-- start of EXTRACTED DATA --
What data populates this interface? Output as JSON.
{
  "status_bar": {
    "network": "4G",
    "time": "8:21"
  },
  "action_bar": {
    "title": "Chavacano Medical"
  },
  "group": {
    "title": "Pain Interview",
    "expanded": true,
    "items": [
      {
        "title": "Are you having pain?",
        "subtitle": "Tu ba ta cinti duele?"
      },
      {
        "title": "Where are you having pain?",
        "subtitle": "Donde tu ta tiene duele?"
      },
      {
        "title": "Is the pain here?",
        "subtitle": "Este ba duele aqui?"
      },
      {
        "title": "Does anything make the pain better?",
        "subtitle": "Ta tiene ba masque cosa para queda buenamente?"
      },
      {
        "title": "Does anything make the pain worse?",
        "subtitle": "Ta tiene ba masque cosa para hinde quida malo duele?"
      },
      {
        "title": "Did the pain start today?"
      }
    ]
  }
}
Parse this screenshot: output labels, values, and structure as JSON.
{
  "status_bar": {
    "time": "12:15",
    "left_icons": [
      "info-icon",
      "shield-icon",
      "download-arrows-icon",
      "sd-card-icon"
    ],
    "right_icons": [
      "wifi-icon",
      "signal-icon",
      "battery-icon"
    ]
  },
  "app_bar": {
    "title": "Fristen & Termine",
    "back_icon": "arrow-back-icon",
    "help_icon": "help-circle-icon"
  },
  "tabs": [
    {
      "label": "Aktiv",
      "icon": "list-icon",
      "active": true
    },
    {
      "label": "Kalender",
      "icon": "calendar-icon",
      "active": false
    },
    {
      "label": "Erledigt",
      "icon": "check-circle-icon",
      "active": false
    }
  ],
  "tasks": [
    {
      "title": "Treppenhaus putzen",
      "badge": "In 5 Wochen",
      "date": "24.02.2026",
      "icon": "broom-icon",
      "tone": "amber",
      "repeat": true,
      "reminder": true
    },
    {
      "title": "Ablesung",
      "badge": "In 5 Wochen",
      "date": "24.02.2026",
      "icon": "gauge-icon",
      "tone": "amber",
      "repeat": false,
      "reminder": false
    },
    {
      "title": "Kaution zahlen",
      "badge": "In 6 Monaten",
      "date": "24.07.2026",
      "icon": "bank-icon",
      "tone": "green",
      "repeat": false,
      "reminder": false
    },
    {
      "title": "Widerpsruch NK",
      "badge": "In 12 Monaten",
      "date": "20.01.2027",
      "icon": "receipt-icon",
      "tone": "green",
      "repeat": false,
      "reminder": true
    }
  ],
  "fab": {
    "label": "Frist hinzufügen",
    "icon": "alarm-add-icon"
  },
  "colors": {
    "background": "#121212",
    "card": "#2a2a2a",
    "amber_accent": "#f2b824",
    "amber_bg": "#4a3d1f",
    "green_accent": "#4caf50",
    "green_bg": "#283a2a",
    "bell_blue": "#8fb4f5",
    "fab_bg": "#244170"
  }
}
-- end of EXTRACTED DATA --
**YOUR OBJECTIVE**
Copy all data exactly, start to finish.

**THE COMPLETED TASK**
What data populates this interface? Output as JSON.
{
  "status_bar": {
    "network": "4G",
    "time": "8:21"
  },
  "action_bar": {
    "title": "Chavacano Medical"
  },
  "group": {
    "title": "Pain Interview",
    "expanded": true,
    "items": [
      {
        "title": "Are you having pain?",
        "subtitle": "Tu ba ta cinti duele?"
      },
      {
        "title": "Where are you having pain?",
        "subtitle": "Donde tu ta tiene duele?"
      },
      {
        "title": "Is the pain here?",
        "subtitle": "Este ba duele aqui?"
      },
      {
        "title": "Does anything make the pain better?",
        "subtitle": "Ta tiene ba masque cosa para queda buenamente?"
      },
      {
        "title": "Does anything make the pain worse?",
        "subtitle": "Ta tiene ba masque cosa para hinde quida malo duele?"
      },
      {
        "title": "Did the pain start today?"
      }
    ]
  }
}
Parse this screenshot: output labels, values, and structure as JSON.
{
  "status_bar": {
    "time": "12:15",
    "left_icons": [
      "info-icon",
      "shield-icon",
      "download-arrows-icon",
      "sd-card-icon"
    ],
    "right_icons": [
      "wifi-icon",
      "signal-icon",
      "battery-icon"
    ]
  },
  "app_bar": {
    "title": "Fristen & Termine",
    "back_icon": "arrow-back-icon",
    "help_icon": "help-circle-icon"
  },
  "tabs": [
    {
      "label": "Aktiv",
      "icon": "list-icon",
      "active": true
    },
    {
      "label": "Kalender",
      "icon": "calendar-icon",
      "active": false
    },
    {
      "label": "Erledigt",
      "icon": "check-circle-icon",
      "active": false
    }
  ],
  "tasks": [
    {
      "title": "Treppenhaus putzen",
      "badge": "In 5 Wochen",
      "date": "24.02.2026",
      "icon": "broom-icon",
      "tone": "amber",
      "repeat": true,
      "reminder": true
    },
    {
      "title": "Ablesung",
      "badge": "In 5 Wochen",
      "date": "24.02.2026",
      "icon": "gauge-icon",
      "tone": "amber",
      "repeat": false,
      "reminder": false
    },
    {
      "title": "Kaution zahlen",
      "badge": "In 6 Monaten",
      "date": "24.07.2026",
      "icon": "bank-icon",
      "tone": "green",
      "repeat": false,
      "reminder": false
    },
    {
      "title": "Widerpsruch NK",
      "badge": "In 12 Monaten",
      "date": "20.01.2027",
      "icon": "receipt-icon",
      "tone": "green",
      "repeat": false,
      "reminder": true
    }
  ],
  "fab": {
    "label": "Frist hinzufügen",
    "icon": "alarm-add-icon"
  },
  "colors": {
    "background": "#121212",
    "card": "#2a2a2a",
    "amber_accent": "#f2b824",
    "amber_bg": "#4a3d1f",
    "green_accent": "#4caf50",
    "green_bg": "#283a2a",
    "bell_blue": "#8fb4f5",
    "fab_bg": "#244170"
  }
}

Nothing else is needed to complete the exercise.